- Material for the task -
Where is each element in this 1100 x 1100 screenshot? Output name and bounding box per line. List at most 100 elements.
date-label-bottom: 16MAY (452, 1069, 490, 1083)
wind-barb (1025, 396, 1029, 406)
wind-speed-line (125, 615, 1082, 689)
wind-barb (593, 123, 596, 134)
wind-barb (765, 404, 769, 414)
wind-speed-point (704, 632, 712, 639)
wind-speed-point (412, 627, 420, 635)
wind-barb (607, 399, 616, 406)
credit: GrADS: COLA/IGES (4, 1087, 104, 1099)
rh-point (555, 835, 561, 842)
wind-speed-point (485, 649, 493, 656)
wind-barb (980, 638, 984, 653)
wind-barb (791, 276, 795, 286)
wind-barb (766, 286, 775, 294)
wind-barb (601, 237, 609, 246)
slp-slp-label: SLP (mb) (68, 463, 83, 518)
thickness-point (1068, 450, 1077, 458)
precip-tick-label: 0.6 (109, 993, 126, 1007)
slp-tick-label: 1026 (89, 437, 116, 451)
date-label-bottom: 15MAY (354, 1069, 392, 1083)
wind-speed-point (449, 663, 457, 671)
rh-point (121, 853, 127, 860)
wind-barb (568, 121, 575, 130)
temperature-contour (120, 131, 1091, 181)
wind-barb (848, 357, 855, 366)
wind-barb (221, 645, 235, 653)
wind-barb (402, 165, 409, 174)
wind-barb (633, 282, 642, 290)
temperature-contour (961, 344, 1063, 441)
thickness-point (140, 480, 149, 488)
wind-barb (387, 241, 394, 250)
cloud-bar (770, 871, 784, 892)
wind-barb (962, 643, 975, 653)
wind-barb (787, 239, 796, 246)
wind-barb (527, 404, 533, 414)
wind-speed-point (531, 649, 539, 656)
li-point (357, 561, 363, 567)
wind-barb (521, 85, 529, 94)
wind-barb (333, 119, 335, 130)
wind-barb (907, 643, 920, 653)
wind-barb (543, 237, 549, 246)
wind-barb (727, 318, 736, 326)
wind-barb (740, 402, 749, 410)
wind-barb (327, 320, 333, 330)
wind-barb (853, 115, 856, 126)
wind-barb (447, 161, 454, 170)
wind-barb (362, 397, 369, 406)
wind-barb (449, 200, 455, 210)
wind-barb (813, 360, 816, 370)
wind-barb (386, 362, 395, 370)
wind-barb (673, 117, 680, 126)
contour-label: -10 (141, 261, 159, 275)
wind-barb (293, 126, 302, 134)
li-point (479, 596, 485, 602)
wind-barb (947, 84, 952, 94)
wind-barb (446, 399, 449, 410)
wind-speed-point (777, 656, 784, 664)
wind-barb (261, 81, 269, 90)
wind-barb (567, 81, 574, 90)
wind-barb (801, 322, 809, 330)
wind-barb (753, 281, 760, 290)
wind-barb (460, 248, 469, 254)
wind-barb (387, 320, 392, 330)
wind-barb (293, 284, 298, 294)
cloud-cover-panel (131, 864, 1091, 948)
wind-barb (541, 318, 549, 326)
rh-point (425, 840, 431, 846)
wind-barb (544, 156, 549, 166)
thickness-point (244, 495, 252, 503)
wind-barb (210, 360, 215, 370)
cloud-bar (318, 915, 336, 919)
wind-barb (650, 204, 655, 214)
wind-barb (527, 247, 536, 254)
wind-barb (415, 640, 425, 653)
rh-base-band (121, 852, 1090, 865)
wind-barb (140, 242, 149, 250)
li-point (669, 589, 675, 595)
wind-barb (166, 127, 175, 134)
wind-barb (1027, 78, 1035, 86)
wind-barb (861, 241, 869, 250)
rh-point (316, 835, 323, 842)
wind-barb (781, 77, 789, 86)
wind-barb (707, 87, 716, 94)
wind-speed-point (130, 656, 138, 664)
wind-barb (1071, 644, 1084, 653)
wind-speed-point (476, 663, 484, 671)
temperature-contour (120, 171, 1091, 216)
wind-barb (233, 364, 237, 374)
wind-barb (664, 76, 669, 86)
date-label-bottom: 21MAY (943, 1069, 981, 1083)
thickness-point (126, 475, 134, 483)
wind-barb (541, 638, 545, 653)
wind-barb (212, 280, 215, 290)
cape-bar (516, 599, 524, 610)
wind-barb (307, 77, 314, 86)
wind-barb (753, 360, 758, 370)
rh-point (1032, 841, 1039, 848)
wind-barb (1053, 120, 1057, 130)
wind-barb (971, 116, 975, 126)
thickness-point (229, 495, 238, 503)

---

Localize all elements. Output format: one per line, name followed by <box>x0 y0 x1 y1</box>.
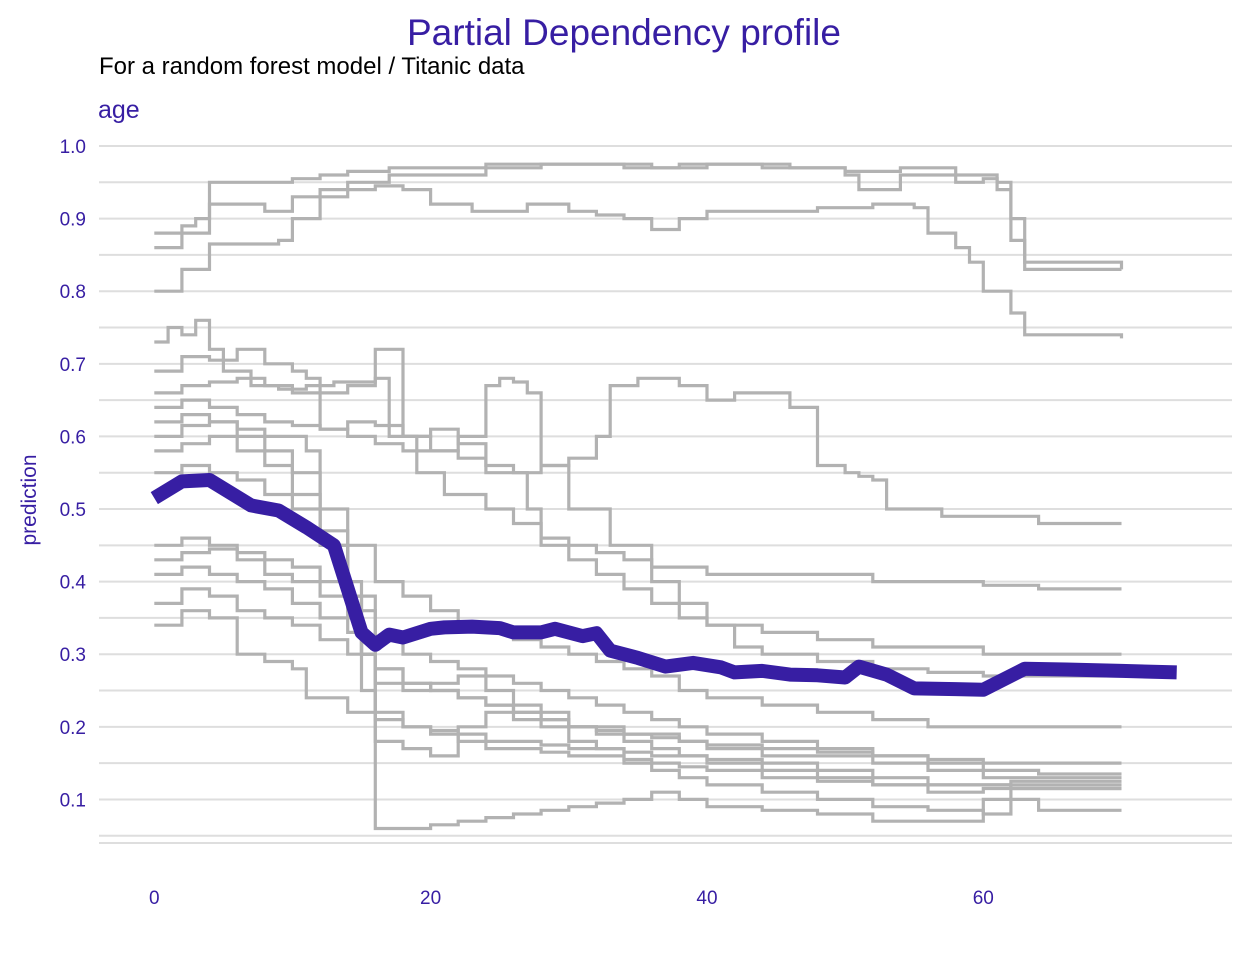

- Given task -
Echo the material from the line with "Where is each" to the line with "wind-barb (907, 643, 920, 653)", repeating every line exactly.

- Response to this task -
Where is each element in this 1100 x 1100 screenshot? Output name and bounding box per line. List at most 100 elements.
date-label-bottom: 16MAY (452, 1069, 490, 1083)
wind-barb (1025, 396, 1029, 406)
wind-speed-line (125, 615, 1082, 689)
wind-barb (593, 123, 596, 134)
wind-barb (765, 404, 769, 414)
wind-speed-point (704, 632, 712, 639)
wind-speed-point (412, 627, 420, 635)
wind-barb (607, 399, 616, 406)
credit: GrADS: COLA/IGES (4, 1087, 104, 1099)
rh-point (555, 835, 561, 842)
wind-speed-point (485, 649, 493, 656)
wind-barb (980, 638, 984, 653)
wind-barb (791, 276, 795, 286)
wind-barb (766, 286, 775, 294)
wind-barb (601, 237, 609, 246)
slp-slp-label: SLP (mb) (68, 463, 83, 518)
thickness-point (1068, 450, 1077, 458)
precip-tick-label: 0.6 (109, 993, 126, 1007)
slp-tick-label: 1026 (89, 437, 116, 451)
date-label-bottom: 15MAY (354, 1069, 392, 1083)
wind-speed-point (449, 663, 457, 671)
rh-point (121, 853, 127, 860)
wind-barb (568, 121, 575, 130)
temperature-contour (120, 131, 1091, 181)
wind-barb (848, 357, 855, 366)
wind-barb (221, 645, 235, 653)
wind-barb (402, 165, 409, 174)
wind-barb (633, 282, 642, 290)
temperature-contour (961, 344, 1063, 441)
thickness-point (140, 480, 149, 488)
wind-barb (387, 241, 394, 250)
cloud-bar (770, 871, 784, 892)
wind-barb (962, 643, 975, 653)
wind-barb (787, 239, 796, 246)
wind-barb (527, 404, 533, 414)
wind-speed-point (531, 649, 539, 656)
li-point (357, 561, 363, 567)
wind-barb (521, 85, 529, 94)
wind-barb (333, 119, 335, 130)
wind-barb (907, 643, 920, 653)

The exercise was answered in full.